▸ GIVEN TASK
Copy each line exactly. Drop every picture.

═══ STORED ROWS ═══

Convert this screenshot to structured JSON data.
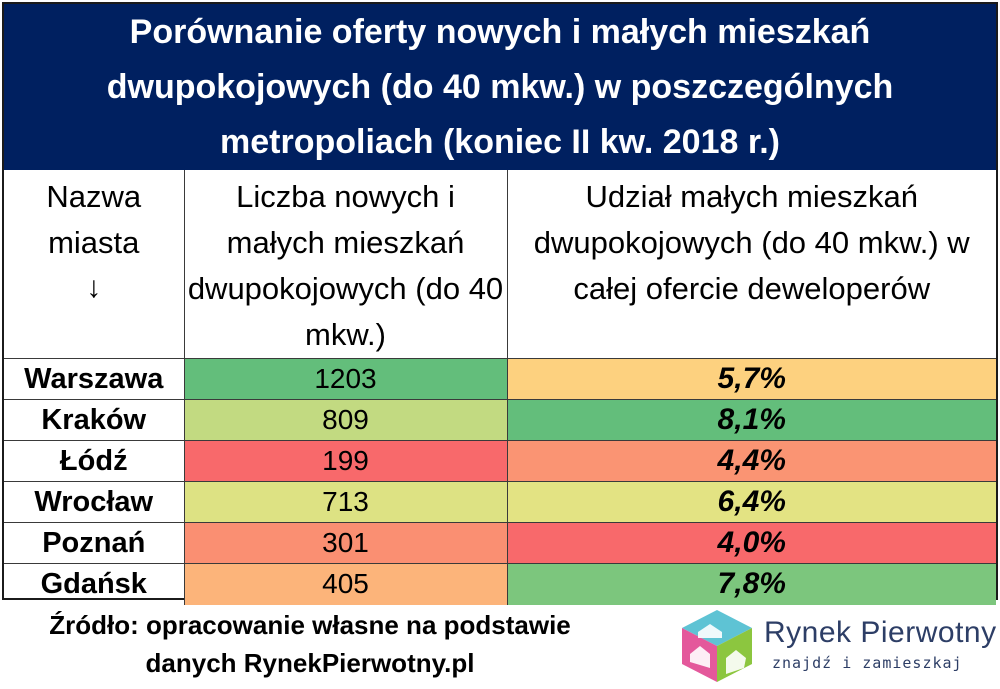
{
  "chart_data": {
    "type": "table",
    "title": "Porównanie oferty nowych i małych mieszkań dwupokojowych (do 40 mkw.) w poszczególnych metropoliach (koniec II kw. 2018 r.)",
    "columns": [
      {
        "label": "Nazwa miasta",
        "arrow": "↓"
      },
      {
        "label": "Liczba nowych i małych mieszkań dwupokojowych (do 40 mkw.)"
      },
      {
        "label": "Udział małych mieszkań dwupokojowych (do 40 mkw.) w całej ofercie deweloperów"
      }
    ],
    "rows": [
      {
        "city": "Warszawa",
        "count": "1203",
        "share": "5,7%",
        "count_color": "#63be7b",
        "share_color": "#fdd17f"
      },
      {
        "city": "Kraków",
        "count": "809",
        "share": "8,1%",
        "count_color": "#c2da81",
        "share_color": "#63be7b"
      },
      {
        "city": "Łódź",
        "count": "199",
        "share": "4,4%",
        "count_color": "#f8696b",
        "share_color": "#fa9473"
      },
      {
        "city": "Wrocław",
        "count": "713",
        "share": "6,4%",
        "count_color": "#dde283",
        "share_color": "#e3e383"
      },
      {
        "city": "Poznań",
        "count": "301",
        "share": "4,0%",
        "count_color": "#fa8f72",
        "share_color": "#f8696b"
      },
      {
        "city": "Gdańsk",
        "count": "405",
        "share": "7,8%",
        "count_color": "#fcb47a",
        "share_color": "#7cc67d"
      }
    ],
    "source": "Źródło: opracowanie własne na podstawie danych RynekPierwotny.pl"
  },
  "logo": {
    "brand": "Rynek Pierwotny",
    "tagline": "znajdź i zamieszkaj"
  },
  "colors": {
    "header_bg": "#002060",
    "header_text": "#ffffff",
    "brand_text": "#2d3e66"
  }
}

═══

▸ REPLY TO THE EXERCISE
Convert this screenshot to structured JSON data.
{
  "chart_data": {
    "type": "table",
    "title": "Porównanie oferty nowych i małych mieszkań dwupokojowych (do 40 mkw.) w poszczególnych metropoliach (koniec II kw. 2018 r.)",
    "columns": [
      {
        "label": "Nazwa miasta",
        "arrow": "↓"
      },
      {
        "label": "Liczba nowych i małych mieszkań dwupokojowych (do 40 mkw.)"
      },
      {
        "label": "Udział małych mieszkań dwupokojowych (do 40 mkw.) w całej ofercie deweloperów"
      }
    ],
    "rows": [
      {
        "city": "Warszawa",
        "count": "1203",
        "share": "5,7%",
        "count_color": "#63be7b",
        "share_color": "#fdd17f"
      },
      {
        "city": "Kraków",
        "count": "809",
        "share": "8,1%",
        "count_color": "#c2da81",
        "share_color": "#63be7b"
      },
      {
        "city": "Łódź",
        "count": "199",
        "share": "4,4%",
        "count_color": "#f8696b",
        "share_color": "#fa9473"
      },
      {
        "city": "Wrocław",
        "count": "713",
        "share": "6,4%",
        "count_color": "#dde283",
        "share_color": "#e3e383"
      },
      {
        "city": "Poznań",
        "count": "301",
        "share": "4,0%",
        "count_color": "#fa8f72",
        "share_color": "#f8696b"
      },
      {
        "city": "Gdańsk",
        "count": "405",
        "share": "7,8%",
        "count_color": "#fcb47a",
        "share_color": "#7cc67d"
      }
    ],
    "source": "Źródło: opracowanie własne na podstawie danych RynekPierwotny.pl"
  },
  "logo": {
    "brand": "Rynek Pierwotny",
    "tagline": "znajdź i zamieszkaj"
  },
  "colors": {
    "header_bg": "#002060",
    "header_text": "#ffffff",
    "brand_text": "#2d3e66"
  }
}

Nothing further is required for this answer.